* **EXERCISE**:
Rewrite the Tulane football passage between "The Tulane Green" and "the bowl appearance.", inclusive, changing every "NCAA" to "National Collegiate Athletic Association".

* **EXCERPTED PASSAGE**:

◇ ◇ ◇ ◇ ◇ ◇ ◇

The Tulane Green Wave college football team competes as part of the NCAA Division I Football Bowl Subdivision (FBS), representing Tulane University in the American Athletic Conference. Since the establishment of the team in 1893, Tulane has appeared in 17 official bowl games and won 7. Its most recent bowl game was the 2024 Gasparilla Bowl, a 8–33 defeat against the Florida. The 1909 Bacardi Bowl was not sanctioned by the NCAA, and thus the Green Wave do not recognize the bowl appearance.

◇ ◇ ◇ ◇ ◇ ◇ ◇

* **INFORMATION PROVIDED**:
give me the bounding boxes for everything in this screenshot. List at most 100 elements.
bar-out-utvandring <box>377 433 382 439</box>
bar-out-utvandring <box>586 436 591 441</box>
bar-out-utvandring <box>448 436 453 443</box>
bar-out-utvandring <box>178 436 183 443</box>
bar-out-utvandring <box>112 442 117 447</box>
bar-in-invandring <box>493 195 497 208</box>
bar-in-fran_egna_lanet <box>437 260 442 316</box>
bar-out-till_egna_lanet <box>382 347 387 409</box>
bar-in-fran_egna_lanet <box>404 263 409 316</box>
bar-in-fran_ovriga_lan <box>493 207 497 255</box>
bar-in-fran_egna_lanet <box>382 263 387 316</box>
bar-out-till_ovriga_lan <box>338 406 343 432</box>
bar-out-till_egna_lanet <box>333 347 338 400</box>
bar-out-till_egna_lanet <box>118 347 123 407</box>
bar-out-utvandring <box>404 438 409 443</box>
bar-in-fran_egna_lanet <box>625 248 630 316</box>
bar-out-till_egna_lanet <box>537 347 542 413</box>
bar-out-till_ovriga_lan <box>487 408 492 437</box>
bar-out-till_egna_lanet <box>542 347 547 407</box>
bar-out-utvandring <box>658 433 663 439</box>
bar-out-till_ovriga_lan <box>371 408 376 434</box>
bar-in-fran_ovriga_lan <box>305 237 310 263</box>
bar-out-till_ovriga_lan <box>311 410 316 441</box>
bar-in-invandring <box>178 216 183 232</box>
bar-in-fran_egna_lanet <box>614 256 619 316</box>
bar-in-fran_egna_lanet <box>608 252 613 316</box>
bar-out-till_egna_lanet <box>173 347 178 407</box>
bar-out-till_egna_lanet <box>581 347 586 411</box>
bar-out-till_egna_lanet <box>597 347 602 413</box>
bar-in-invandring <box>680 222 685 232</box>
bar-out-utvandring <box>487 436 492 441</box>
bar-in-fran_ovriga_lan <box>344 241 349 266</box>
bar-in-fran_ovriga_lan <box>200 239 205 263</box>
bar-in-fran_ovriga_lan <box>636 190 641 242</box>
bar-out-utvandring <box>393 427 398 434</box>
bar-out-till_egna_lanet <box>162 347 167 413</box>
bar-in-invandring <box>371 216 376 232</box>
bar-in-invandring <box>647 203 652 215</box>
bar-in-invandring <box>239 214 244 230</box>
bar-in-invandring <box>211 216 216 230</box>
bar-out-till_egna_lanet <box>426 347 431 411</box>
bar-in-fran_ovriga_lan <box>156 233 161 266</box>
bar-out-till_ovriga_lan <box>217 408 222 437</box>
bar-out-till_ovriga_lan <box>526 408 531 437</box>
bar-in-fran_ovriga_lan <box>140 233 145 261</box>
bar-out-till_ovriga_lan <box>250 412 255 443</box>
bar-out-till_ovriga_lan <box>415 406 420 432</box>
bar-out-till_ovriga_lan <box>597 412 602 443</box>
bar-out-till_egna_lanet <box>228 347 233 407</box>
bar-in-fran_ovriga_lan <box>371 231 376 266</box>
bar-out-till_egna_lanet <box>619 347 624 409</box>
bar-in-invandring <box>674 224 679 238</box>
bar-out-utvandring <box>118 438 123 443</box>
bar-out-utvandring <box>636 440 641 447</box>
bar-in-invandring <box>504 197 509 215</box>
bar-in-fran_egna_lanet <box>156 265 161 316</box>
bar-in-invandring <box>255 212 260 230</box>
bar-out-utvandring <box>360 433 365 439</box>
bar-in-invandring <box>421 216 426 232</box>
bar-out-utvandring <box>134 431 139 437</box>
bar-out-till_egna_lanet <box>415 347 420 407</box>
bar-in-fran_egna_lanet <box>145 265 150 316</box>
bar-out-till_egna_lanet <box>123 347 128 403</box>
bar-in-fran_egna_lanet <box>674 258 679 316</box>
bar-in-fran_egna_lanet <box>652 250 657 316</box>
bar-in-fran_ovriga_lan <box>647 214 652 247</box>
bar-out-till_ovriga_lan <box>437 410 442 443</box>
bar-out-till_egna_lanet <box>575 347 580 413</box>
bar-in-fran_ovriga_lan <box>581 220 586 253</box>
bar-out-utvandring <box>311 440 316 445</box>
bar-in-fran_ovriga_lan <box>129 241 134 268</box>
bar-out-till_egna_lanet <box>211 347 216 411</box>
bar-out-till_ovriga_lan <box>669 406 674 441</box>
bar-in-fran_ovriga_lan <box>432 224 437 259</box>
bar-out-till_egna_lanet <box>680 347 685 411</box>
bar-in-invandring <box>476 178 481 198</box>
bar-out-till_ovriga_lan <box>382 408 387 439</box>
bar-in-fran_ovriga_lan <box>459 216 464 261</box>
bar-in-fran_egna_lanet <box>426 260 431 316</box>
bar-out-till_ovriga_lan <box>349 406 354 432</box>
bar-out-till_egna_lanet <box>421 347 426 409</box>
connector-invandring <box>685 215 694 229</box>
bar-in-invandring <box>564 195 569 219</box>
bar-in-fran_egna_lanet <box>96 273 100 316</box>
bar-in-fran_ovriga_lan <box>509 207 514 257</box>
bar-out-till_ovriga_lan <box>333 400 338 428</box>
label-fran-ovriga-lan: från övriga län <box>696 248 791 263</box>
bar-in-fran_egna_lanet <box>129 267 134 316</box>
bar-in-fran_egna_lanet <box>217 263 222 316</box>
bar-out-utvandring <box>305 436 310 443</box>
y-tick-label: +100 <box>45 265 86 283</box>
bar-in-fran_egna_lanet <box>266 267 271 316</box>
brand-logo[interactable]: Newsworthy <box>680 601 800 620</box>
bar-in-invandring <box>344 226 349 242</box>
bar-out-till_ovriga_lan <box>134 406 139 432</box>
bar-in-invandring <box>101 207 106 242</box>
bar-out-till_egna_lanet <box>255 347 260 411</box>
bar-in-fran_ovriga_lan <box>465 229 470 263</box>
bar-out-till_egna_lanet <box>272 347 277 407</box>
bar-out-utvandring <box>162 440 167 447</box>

◇ ◇ ◇ ◇ ◇ ◇ ◇

* **RESULT OF THE TASK**:
The Tulane Green Wave college football team competes as part of the National Collegiate Athletic Association Division I Football Bowl Subdivision (FBS), representing Tulane University in the American Athletic Conference. Since the establishment of the team in 1893, Tulane has appeared in 17 official bowl games and won 7. Its most recent bowl game was the 2024 Gasparilla Bowl, a 8–33 defeat against the Florida. The 1909 Bacardi Bowl was not sanctioned by the National Collegiate Athletic Association, and thus the Green Wave do not recognize the bowl appearance.